[Items from a dataset]

** Start **

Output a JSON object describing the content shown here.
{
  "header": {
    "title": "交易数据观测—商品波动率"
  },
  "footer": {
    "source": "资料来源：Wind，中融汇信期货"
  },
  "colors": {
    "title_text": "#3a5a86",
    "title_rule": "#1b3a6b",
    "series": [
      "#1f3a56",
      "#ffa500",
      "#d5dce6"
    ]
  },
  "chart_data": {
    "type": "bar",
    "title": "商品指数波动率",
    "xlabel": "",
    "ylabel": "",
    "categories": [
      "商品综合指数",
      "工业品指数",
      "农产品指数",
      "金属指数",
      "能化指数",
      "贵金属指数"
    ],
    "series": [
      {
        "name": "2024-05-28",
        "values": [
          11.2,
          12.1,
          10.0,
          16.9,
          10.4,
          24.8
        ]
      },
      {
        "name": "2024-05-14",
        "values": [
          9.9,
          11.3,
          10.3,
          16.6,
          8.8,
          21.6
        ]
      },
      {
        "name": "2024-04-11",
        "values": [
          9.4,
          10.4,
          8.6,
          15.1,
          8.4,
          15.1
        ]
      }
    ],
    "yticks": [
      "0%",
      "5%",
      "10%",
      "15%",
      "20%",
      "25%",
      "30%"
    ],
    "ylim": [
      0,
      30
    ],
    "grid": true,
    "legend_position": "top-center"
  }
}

** End **

What the task asks
Reproduce the data in full, exactly as presented.

Final result
Output a JSON object describing the content shown here.
{
  "header": {
    "title": "交易数据观测—商品波动率"
  },
  "footer": {
    "source": "资料来源：Wind，中融汇信期货"
  },
  "colors": {
    "title_text": "#3a5a86",
    "title_rule": "#1b3a6b",
    "series": [
      "#1f3a56",
      "#ffa500",
      "#d5dce6"
    ]
  },
  "chart_data": {
    "type": "bar",
    "title": "商品指数波动率",
    "xlabel": "",
    "ylabel": "",
    "categories": [
      "商品综合指数",
      "工业品指数",
      "农产品指数",
      "金属指数",
      "能化指数",
      "贵金属指数"
    ],
    "series": [
      {
        "name": "2024-05-28",
        "values": [
          11.2,
          12.1,
          10.0,
          16.9,
          10.4,
          24.8
        ]
      },
      {
        "name": "2024-05-14",
        "values": [
          9.9,
          11.3,
          10.3,
          16.6,
          8.8,
          21.6
        ]
      },
      {
        "name": "2024-04-11",
        "values": [
          9.4,
          10.4,
          8.6,
          15.1,
          8.4,
          15.1
        ]
      }
    ],
    "yticks": [
      "0%",
      "5%",
      "10%",
      "15%",
      "20%",
      "25%",
      "30%"
    ],
    "ylim": [
      0,
      30
    ],
    "grid": true,
    "legend_position": "top-center"
  }
}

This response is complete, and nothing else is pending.